Exercise description:
Return each line of the data below exactly, omitting any pictures.

(Records from a collection)
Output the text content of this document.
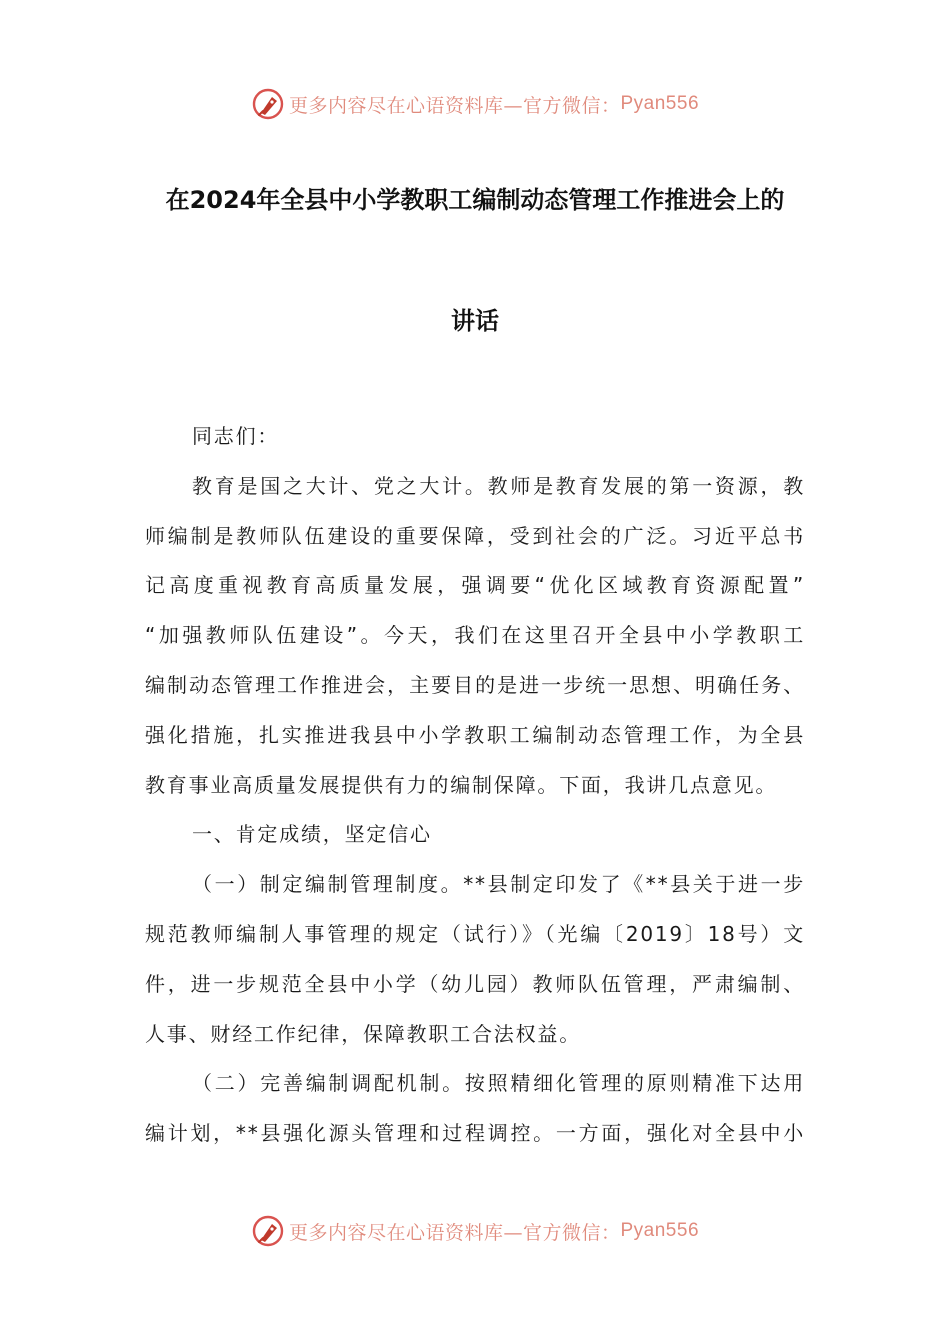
更多内容尽在心语资料库—官方微信： Pyan556
在2024年全县中小学教职工编制动态管理工作推进会上的
讲话
同志们：
教育是国之大计、党之大计。教师是教育发展的第一资源，教
师编制是教师队伍建设的重要保障，受到社会的广泛。习近平总书
记高度重视教育高质量发展，强调要“优化区域教育资源配置”
“加强教师队伍建设”。今天，我们在这里召开全县中小学教职工
编制动态管理工作推进会，主要目的是进一步统一思想、明确任务、
强化措施，扎实推进我县中小学教职工编制动态管理工作，为全县
教育事业高质量发展提供有力的编制保障。下面，我讲几点意见。
一、肯定成绩，坚定信心
（一）制定编制管理制度。**县制定印发了《**县关于进一步
规范教师编制人事管理的规定（试行）》（光编〔2019〕18号）文
件，进一步规范全县中小学（幼儿园）教师队伍管理，严肃编制、
人事、财经工作纪律，保障教职工合法权益。
（二）完善编制调配机制。按照精细化管理的原则精准下达用
编计划，**县强化源头管理和过程调控。一方面，强化对全县中小
更多内容尽在心语资料库—官方微信： Pyan556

The result:
Output the text content of this document.
更多内容尽在心语资料库—官方微信： Pyan556
在2024年全县中小学教职工编制动态管理工作推进会上的
讲话
同志们：
教育是国之大计、党之大计。教师是教育发展的第一资源，教
师编制是教师队伍建设的重要保障，受到社会的广泛。习近平总书
记高度重视教育高质量发展，强调要“优化区域教育资源配置”
“加强教师队伍建设”。今天，我们在这里召开全县中小学教职工
编制动态管理工作推进会，主要目的是进一步统一思想、明确任务、
强化措施，扎实推进我县中小学教职工编制动态管理工作，为全县
教育事业高质量发展提供有力的编制保障。下面，我讲几点意见。
一、肯定成绩，坚定信心
（一）制定编制管理制度。**县制定印发了《**县关于进一步
规范教师编制人事管理的规定（试行）》（光编〔2019〕18号）文
件，进一步规范全县中小学（幼儿园）教师队伍管理，严肃编制、
人事、财经工作纪律，保障教职工合法权益。
（二）完善编制调配机制。按照精细化管理的原则精准下达用
编计划，**县强化源头管理和过程调控。一方面，强化对全县中小
更多内容尽在心语资料库—官方微信： Pyan556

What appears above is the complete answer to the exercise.